WRITTEN INSTRUCTION: Return the lines where the word "caption" occurs.

—————

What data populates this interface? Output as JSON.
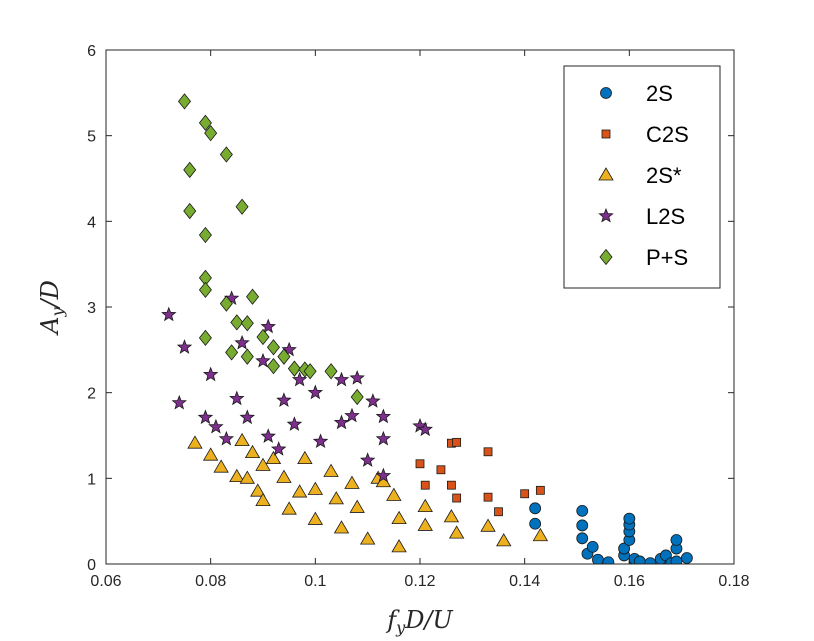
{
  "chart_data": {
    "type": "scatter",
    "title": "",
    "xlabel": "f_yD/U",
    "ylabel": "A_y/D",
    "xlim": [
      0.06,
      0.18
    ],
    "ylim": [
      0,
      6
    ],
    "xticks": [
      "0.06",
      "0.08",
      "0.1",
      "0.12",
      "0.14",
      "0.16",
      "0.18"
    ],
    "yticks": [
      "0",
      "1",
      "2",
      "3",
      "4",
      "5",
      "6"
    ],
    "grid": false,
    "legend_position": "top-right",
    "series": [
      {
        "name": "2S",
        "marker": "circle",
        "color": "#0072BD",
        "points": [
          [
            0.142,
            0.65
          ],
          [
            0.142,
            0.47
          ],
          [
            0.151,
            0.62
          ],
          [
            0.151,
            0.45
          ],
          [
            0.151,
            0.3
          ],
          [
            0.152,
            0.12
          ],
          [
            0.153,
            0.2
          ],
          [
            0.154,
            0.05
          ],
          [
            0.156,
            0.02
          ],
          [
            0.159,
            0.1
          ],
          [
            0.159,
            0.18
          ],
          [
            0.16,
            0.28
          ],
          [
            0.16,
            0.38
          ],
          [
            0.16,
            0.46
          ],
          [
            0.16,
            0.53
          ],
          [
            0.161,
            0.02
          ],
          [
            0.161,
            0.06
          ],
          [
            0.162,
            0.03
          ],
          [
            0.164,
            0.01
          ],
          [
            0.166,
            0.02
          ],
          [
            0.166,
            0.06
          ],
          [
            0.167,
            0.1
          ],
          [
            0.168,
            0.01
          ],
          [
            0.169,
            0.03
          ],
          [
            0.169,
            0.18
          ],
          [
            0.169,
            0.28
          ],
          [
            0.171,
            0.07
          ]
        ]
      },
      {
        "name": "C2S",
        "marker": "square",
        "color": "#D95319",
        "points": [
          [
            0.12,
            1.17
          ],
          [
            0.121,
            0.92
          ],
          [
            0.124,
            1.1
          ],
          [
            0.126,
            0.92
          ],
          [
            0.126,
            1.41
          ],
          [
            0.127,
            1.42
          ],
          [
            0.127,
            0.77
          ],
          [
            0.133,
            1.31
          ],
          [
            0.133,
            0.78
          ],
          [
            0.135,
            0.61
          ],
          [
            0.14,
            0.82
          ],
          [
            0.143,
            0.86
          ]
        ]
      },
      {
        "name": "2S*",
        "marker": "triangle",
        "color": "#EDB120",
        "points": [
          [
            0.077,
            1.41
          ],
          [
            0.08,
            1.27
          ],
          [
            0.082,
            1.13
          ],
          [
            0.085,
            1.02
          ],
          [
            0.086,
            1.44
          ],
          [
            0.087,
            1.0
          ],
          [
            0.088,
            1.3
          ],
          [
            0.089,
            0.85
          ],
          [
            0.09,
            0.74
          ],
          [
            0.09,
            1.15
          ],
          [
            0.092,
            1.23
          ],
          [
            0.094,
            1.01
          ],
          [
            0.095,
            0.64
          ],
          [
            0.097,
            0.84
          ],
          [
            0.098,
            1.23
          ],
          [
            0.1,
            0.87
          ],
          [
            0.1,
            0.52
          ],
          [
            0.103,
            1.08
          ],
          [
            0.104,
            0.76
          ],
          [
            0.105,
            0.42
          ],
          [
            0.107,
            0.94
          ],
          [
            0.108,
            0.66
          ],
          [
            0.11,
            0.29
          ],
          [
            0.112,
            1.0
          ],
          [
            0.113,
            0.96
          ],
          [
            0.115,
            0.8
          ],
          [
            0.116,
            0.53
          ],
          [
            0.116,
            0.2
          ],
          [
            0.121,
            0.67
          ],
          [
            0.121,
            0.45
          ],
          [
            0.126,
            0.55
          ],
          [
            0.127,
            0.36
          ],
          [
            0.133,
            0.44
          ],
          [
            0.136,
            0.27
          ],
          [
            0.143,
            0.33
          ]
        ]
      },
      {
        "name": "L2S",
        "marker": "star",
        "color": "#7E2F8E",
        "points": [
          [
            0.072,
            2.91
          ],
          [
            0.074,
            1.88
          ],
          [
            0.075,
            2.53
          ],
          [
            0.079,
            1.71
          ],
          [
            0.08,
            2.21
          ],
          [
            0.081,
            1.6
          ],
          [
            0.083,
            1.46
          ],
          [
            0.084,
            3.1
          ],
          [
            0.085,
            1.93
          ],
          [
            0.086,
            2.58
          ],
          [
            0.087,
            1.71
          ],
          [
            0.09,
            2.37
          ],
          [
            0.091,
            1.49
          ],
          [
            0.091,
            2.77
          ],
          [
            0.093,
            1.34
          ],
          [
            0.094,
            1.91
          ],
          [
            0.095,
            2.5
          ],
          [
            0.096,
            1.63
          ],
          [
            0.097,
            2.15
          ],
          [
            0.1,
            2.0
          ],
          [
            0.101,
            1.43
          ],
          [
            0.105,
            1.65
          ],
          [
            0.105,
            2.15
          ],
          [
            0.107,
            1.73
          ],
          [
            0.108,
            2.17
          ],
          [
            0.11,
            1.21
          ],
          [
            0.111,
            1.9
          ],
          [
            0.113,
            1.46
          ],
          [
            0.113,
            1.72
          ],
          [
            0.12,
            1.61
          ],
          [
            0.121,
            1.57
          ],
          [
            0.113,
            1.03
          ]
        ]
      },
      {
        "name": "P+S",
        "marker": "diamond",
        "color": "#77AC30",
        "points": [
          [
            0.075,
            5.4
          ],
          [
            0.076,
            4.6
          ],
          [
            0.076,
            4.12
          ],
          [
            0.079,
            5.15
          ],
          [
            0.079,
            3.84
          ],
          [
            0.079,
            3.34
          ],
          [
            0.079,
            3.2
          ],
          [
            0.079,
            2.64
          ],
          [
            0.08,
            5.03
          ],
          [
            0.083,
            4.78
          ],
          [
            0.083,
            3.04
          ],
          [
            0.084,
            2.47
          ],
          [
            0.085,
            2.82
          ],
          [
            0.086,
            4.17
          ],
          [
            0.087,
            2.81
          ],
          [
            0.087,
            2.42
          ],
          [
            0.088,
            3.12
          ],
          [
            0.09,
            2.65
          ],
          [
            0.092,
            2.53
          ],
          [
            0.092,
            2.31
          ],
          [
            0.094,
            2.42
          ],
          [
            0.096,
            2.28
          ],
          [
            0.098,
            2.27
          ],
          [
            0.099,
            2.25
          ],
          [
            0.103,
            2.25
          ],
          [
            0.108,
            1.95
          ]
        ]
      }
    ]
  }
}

—————

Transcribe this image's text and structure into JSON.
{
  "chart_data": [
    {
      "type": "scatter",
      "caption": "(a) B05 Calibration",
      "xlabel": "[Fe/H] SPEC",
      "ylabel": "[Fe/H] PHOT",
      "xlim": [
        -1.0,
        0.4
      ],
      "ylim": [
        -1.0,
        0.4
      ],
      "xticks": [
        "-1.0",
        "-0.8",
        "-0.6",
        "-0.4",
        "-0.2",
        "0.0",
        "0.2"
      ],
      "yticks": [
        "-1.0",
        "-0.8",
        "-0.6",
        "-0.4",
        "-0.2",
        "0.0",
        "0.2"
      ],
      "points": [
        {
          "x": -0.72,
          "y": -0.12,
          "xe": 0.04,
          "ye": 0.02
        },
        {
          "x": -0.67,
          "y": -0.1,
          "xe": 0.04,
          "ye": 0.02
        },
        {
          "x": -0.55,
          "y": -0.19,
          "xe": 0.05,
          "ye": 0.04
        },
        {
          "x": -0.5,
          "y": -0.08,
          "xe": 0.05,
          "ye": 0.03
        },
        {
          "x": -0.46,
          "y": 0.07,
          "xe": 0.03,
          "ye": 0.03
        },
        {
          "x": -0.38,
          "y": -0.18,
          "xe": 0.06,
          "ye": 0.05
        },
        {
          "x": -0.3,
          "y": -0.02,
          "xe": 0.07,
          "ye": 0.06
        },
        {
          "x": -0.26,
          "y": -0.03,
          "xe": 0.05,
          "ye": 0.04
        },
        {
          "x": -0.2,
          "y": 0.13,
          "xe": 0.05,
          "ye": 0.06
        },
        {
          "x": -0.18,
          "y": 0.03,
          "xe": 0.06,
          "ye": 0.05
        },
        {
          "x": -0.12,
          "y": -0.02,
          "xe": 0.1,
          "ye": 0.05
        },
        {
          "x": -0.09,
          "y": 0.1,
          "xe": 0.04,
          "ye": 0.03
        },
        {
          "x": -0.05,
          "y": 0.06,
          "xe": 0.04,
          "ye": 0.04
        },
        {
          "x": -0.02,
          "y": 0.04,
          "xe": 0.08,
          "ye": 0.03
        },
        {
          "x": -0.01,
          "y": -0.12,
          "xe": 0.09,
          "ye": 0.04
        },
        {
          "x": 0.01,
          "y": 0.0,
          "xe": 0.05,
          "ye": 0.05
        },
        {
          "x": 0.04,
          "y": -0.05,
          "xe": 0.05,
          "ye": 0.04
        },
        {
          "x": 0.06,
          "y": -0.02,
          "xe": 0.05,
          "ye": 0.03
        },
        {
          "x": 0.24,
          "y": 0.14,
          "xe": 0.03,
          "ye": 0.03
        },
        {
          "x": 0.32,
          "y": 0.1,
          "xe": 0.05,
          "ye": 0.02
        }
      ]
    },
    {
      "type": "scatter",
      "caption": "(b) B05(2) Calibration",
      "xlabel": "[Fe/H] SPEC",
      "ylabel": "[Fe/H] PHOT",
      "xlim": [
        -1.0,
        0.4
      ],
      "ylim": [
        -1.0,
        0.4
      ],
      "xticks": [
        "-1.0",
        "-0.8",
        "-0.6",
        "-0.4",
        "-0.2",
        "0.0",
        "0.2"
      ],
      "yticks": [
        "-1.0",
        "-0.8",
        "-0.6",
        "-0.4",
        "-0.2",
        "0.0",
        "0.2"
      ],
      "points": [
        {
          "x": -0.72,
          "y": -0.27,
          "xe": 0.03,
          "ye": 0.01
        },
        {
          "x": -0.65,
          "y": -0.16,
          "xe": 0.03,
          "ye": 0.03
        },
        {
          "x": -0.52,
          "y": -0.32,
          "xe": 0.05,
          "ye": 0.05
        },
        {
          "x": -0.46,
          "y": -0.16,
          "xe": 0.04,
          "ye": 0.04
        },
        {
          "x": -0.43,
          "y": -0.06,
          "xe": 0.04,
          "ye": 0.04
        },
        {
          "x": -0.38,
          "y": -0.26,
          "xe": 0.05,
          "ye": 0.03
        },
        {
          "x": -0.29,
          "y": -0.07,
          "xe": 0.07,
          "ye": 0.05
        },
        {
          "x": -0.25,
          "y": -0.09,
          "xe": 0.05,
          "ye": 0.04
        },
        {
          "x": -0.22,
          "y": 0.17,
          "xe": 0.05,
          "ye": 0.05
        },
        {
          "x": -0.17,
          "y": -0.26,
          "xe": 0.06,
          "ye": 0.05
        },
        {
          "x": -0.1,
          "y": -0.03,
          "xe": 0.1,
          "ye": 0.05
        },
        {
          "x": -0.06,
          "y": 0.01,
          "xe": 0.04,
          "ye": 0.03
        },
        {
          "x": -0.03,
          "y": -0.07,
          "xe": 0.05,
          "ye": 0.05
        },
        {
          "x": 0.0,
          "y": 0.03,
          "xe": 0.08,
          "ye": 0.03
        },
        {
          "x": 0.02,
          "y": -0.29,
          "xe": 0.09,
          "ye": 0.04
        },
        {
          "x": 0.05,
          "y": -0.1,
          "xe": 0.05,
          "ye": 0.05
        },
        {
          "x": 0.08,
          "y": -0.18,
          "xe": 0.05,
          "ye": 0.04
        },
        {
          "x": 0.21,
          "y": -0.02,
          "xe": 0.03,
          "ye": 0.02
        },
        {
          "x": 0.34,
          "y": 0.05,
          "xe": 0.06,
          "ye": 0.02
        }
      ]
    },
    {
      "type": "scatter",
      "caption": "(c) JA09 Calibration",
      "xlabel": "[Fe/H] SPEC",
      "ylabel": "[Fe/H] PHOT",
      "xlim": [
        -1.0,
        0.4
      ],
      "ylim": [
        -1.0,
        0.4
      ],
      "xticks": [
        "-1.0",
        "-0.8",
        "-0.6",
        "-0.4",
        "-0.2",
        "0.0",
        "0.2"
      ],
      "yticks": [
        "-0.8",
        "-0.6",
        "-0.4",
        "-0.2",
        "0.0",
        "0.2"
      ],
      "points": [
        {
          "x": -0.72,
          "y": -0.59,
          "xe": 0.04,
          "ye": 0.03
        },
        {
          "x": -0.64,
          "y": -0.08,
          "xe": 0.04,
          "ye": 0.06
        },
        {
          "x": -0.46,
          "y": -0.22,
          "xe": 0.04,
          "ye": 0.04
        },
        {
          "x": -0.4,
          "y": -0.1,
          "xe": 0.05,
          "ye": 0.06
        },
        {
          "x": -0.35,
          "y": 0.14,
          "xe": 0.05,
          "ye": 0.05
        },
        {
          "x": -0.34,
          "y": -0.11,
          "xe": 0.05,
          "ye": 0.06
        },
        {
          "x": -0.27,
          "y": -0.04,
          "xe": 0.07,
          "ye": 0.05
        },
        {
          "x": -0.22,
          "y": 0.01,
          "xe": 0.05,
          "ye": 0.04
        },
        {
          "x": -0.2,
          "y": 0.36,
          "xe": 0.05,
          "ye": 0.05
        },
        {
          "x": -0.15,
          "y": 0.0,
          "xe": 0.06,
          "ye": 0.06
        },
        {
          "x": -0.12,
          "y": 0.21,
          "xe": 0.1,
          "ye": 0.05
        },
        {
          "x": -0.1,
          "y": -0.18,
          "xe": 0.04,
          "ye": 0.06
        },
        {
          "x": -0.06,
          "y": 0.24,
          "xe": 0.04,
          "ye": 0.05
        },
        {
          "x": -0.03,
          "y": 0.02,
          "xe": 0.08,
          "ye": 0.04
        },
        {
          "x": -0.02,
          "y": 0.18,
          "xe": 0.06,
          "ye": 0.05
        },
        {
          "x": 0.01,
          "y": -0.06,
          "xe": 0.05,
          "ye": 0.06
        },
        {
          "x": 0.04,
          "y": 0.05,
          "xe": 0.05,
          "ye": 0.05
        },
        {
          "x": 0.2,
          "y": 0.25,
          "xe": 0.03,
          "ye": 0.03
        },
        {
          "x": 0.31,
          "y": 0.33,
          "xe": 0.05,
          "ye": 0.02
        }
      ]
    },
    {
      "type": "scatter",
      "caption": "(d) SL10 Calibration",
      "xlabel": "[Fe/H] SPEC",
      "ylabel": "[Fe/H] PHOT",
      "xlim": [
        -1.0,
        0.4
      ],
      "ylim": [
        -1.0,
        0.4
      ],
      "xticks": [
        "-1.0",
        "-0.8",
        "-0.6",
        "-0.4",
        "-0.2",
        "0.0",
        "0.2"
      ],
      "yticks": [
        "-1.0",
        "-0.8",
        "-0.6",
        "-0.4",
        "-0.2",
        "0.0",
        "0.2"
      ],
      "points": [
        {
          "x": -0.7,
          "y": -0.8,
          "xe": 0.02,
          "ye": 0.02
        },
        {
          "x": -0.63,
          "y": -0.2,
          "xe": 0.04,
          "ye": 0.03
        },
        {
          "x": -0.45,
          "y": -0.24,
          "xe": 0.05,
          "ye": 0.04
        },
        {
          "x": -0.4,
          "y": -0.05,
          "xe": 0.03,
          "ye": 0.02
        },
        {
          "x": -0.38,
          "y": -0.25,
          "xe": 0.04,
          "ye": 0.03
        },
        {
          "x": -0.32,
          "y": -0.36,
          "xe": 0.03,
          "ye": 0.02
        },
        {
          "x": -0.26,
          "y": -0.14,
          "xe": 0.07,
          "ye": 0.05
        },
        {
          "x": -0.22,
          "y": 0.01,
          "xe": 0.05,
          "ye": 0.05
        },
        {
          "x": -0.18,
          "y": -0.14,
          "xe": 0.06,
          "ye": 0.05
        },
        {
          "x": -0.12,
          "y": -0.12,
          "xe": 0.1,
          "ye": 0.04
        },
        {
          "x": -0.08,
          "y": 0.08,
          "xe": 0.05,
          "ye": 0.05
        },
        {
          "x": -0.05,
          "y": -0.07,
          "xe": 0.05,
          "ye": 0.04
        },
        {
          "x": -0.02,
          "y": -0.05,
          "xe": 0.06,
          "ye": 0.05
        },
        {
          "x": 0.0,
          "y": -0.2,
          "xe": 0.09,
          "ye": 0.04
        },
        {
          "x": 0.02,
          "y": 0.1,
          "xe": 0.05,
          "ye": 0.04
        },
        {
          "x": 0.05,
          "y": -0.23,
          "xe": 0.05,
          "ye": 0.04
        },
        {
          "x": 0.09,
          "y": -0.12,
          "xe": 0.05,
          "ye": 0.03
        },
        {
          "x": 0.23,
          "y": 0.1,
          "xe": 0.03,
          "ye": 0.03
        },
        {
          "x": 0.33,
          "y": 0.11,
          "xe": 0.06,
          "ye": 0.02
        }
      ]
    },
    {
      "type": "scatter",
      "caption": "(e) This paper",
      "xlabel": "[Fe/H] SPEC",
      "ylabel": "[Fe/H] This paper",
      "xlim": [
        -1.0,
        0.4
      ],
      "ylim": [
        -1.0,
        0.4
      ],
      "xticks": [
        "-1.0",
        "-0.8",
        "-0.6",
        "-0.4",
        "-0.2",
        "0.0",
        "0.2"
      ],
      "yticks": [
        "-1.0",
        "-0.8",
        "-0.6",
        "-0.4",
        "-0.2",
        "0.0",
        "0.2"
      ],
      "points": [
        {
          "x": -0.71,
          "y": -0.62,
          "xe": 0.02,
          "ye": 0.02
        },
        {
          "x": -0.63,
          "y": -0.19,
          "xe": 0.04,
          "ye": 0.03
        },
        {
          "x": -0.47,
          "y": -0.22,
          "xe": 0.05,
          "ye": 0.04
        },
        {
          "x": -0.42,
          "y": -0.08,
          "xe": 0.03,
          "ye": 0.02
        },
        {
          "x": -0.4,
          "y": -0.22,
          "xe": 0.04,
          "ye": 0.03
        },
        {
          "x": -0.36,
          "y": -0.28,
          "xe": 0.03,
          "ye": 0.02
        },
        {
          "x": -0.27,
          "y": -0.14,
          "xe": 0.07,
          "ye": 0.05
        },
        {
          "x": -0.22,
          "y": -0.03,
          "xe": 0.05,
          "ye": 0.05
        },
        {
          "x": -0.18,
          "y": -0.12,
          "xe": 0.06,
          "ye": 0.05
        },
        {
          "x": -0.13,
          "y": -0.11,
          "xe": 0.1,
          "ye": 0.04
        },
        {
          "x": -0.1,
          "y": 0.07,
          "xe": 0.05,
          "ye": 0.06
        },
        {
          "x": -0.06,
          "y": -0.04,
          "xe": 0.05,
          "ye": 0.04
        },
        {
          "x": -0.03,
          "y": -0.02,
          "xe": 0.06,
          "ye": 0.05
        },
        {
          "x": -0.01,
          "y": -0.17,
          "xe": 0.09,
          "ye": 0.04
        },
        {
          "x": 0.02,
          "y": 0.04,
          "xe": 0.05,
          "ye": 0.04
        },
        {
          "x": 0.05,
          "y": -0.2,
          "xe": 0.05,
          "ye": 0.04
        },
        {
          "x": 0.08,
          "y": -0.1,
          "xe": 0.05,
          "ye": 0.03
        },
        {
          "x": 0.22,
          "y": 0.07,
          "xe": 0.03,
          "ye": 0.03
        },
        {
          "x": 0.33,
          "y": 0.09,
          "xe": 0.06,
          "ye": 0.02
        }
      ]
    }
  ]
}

—————

OUTPUT BELOW:
      "caption": "(a) B05 Calibration",
      "caption": "(b) B05(2) Calibration",
      "caption": "(c) JA09 Calibration",
      "caption": "(d) SL10 Calibration",
      "caption": "(e) This paper",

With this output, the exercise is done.